=== OBJECTIVE ===
Count the lines below that contain the word "text" and give only the number.

=== EXCERPTED DATA ===
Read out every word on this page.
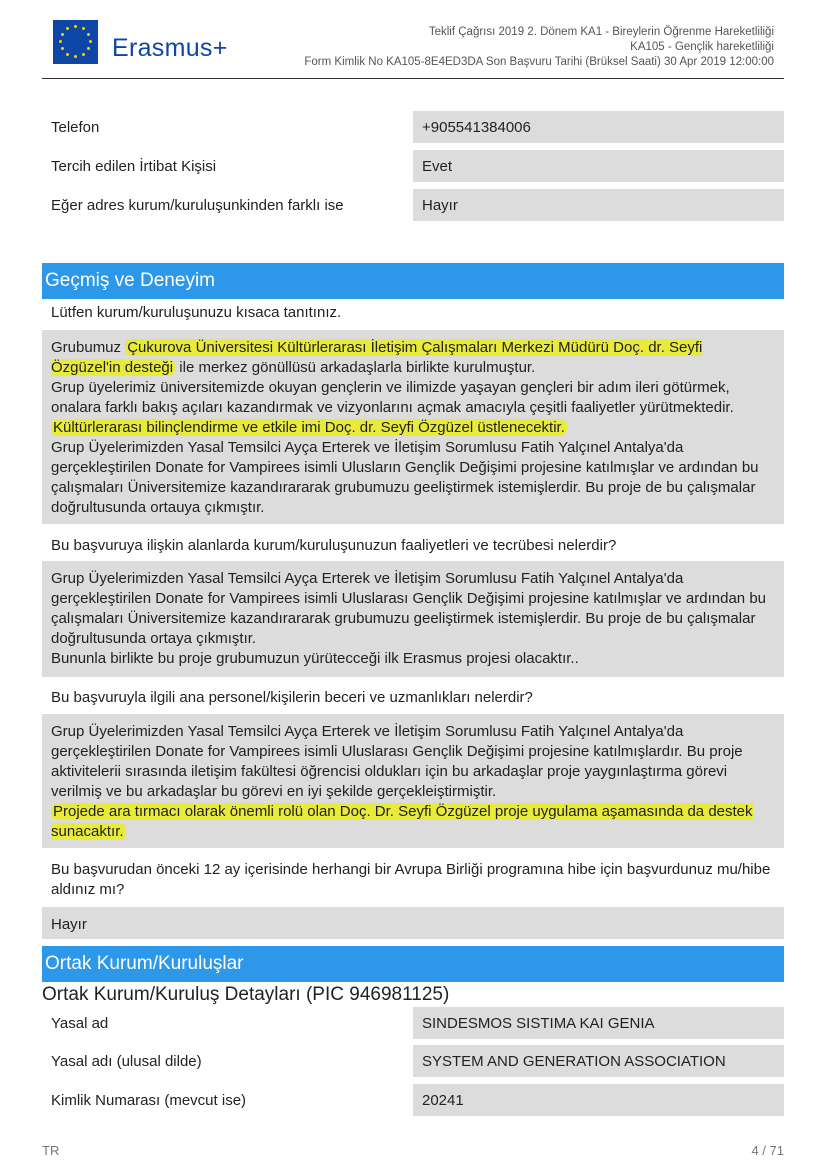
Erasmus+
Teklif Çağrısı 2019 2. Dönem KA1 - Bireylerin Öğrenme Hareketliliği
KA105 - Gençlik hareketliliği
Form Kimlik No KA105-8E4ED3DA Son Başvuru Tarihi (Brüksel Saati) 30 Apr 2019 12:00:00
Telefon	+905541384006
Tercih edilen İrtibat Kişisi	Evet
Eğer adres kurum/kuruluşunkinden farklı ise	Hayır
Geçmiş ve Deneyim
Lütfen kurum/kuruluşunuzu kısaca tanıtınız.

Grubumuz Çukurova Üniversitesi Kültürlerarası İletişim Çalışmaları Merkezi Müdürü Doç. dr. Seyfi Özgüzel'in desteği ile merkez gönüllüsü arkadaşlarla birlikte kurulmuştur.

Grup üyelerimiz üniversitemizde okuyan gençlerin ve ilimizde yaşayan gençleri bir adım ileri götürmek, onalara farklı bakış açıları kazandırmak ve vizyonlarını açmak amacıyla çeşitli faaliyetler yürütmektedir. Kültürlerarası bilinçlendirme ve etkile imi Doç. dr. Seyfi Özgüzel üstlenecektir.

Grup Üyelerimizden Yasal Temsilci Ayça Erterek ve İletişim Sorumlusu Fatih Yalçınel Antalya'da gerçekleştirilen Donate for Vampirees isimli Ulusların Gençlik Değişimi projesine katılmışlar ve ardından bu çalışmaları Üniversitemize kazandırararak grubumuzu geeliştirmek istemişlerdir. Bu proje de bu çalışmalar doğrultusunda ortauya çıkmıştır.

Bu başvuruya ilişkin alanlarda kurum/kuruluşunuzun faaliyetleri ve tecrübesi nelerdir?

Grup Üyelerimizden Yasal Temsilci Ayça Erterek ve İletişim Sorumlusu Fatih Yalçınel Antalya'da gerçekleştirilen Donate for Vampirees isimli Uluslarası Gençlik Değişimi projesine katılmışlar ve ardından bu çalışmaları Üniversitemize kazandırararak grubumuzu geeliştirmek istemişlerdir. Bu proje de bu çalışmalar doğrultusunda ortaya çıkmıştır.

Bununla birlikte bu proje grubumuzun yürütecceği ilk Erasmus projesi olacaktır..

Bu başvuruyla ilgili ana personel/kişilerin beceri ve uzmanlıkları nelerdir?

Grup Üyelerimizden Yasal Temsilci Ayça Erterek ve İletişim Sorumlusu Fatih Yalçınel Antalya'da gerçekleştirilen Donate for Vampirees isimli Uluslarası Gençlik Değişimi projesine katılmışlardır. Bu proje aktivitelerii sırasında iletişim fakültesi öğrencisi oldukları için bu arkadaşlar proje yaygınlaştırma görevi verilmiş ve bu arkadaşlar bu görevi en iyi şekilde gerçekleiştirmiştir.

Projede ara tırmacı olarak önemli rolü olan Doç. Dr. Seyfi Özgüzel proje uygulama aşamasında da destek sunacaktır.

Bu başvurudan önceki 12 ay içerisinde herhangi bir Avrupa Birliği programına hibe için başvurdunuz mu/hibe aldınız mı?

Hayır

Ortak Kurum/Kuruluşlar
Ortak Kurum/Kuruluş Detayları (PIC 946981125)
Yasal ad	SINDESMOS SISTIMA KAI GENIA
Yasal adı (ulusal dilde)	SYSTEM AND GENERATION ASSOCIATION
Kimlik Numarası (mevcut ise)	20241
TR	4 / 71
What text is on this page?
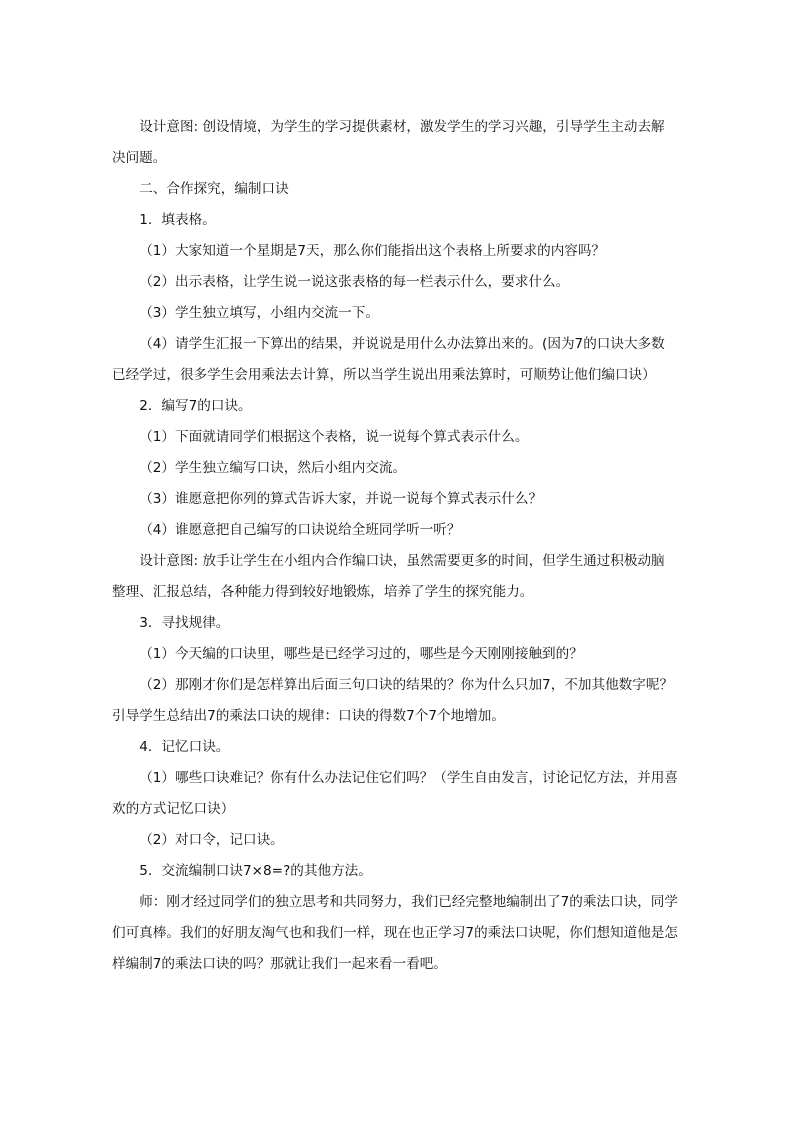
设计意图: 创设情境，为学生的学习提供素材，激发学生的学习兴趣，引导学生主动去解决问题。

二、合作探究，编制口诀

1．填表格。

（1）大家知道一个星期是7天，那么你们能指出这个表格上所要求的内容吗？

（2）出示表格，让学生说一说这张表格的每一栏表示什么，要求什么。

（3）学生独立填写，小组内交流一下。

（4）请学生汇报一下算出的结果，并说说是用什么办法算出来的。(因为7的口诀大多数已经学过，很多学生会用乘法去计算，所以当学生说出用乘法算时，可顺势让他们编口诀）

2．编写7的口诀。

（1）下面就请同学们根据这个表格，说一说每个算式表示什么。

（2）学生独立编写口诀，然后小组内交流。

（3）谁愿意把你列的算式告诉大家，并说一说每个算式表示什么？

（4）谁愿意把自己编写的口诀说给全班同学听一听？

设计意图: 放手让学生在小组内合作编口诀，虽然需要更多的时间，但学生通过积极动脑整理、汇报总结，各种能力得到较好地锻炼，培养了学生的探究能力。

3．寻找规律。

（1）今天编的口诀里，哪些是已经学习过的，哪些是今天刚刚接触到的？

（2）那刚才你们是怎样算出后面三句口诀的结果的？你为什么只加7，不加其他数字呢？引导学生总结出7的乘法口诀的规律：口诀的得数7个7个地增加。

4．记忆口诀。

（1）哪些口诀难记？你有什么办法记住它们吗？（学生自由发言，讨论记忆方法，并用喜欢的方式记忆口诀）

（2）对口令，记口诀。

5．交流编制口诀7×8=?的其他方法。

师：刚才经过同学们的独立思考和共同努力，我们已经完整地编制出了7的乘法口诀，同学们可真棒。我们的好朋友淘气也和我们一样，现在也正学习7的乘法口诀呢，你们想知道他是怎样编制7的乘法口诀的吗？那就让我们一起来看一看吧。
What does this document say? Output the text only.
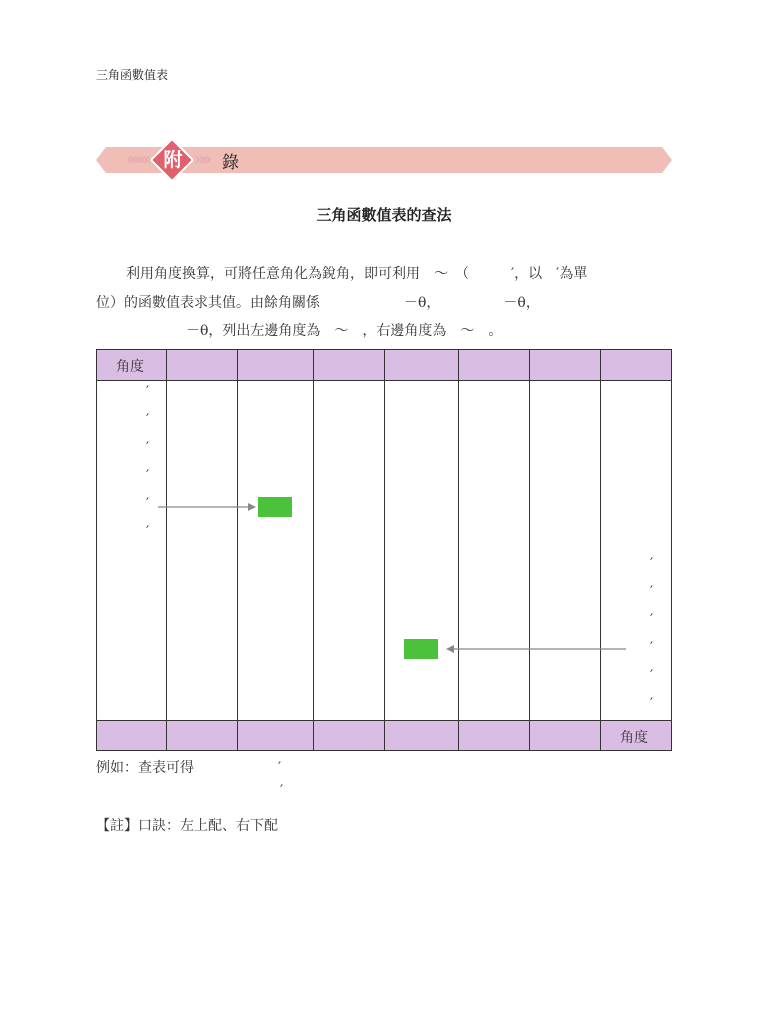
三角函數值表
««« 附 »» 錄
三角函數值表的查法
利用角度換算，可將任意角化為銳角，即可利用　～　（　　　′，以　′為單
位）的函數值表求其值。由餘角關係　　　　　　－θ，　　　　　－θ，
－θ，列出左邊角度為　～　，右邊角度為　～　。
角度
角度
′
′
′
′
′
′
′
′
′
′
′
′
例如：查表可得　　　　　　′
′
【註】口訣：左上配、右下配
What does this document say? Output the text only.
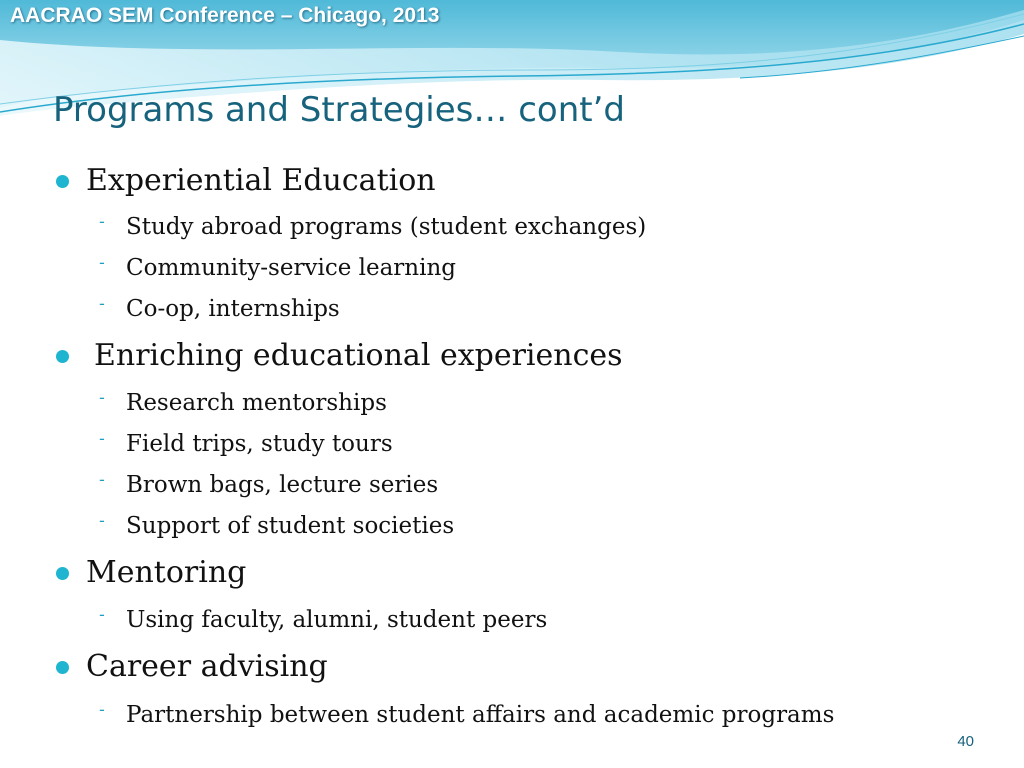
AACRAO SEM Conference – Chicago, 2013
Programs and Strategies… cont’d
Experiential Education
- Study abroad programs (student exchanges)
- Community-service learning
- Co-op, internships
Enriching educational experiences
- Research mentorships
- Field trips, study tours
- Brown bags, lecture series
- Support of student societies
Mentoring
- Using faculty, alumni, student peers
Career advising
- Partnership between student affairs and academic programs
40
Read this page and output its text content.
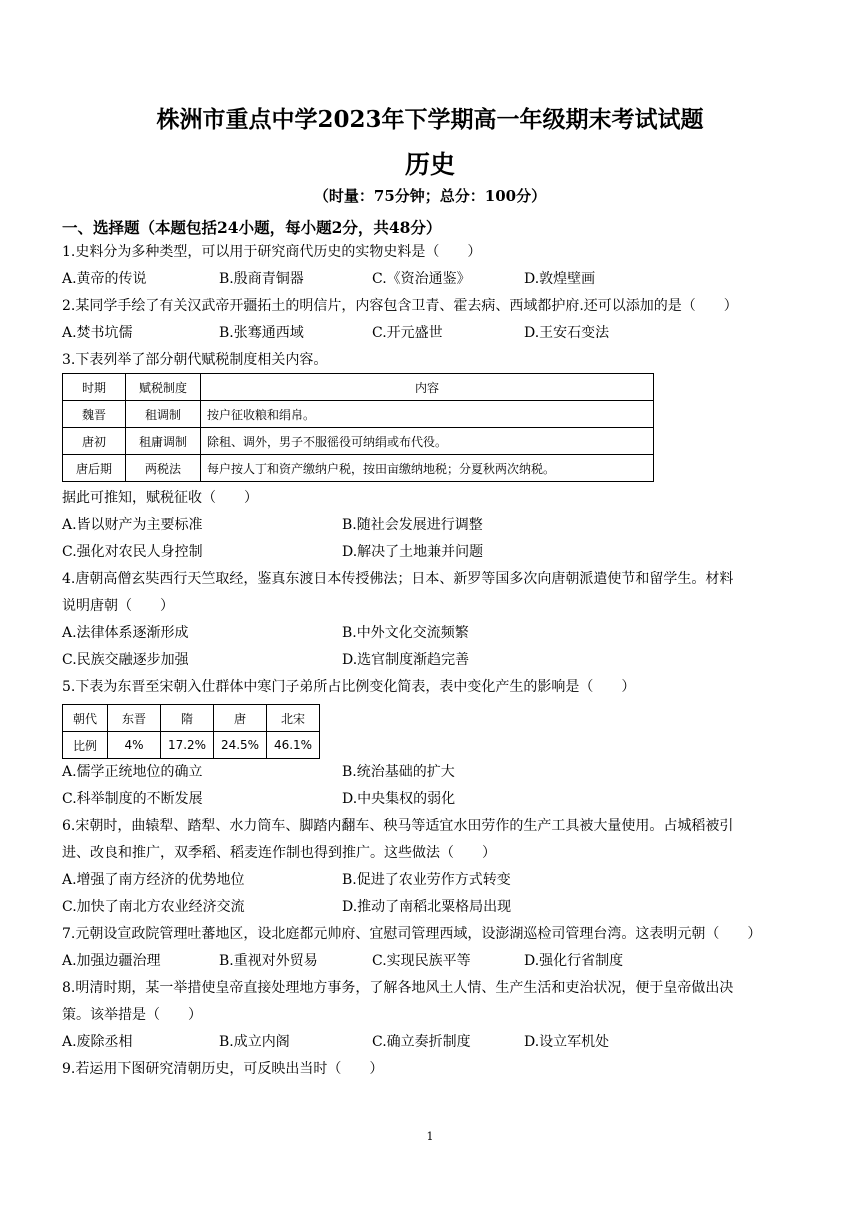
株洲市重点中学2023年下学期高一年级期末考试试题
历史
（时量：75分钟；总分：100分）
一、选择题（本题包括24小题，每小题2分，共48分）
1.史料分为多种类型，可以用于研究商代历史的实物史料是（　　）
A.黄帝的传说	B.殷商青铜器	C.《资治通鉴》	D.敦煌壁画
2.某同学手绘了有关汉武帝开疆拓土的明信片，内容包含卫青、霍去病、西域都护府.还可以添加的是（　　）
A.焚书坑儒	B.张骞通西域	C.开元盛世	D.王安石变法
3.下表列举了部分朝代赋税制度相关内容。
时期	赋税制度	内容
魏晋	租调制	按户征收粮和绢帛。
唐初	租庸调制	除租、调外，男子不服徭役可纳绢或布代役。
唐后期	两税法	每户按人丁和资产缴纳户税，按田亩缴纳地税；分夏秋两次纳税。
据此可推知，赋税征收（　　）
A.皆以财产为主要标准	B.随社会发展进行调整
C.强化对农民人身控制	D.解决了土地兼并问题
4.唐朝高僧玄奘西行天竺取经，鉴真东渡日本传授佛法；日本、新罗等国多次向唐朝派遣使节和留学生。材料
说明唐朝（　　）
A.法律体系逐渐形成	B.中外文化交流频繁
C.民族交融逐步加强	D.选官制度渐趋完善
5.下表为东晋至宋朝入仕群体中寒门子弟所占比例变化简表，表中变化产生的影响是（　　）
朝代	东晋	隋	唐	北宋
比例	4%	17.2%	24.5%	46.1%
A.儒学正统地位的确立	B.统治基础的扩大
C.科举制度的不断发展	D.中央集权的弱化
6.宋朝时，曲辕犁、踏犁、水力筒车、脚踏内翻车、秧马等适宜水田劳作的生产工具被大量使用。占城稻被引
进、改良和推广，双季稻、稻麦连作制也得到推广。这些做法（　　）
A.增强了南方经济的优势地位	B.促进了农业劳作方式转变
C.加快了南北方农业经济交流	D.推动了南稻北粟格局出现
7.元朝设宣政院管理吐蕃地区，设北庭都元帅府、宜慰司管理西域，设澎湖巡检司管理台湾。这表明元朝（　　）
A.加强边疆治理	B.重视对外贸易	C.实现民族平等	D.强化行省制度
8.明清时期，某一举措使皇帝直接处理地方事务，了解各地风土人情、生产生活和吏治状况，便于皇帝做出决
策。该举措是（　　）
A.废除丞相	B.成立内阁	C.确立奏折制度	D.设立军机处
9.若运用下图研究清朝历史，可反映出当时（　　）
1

=== SOLUTION TO THIS PROBLEM ===
4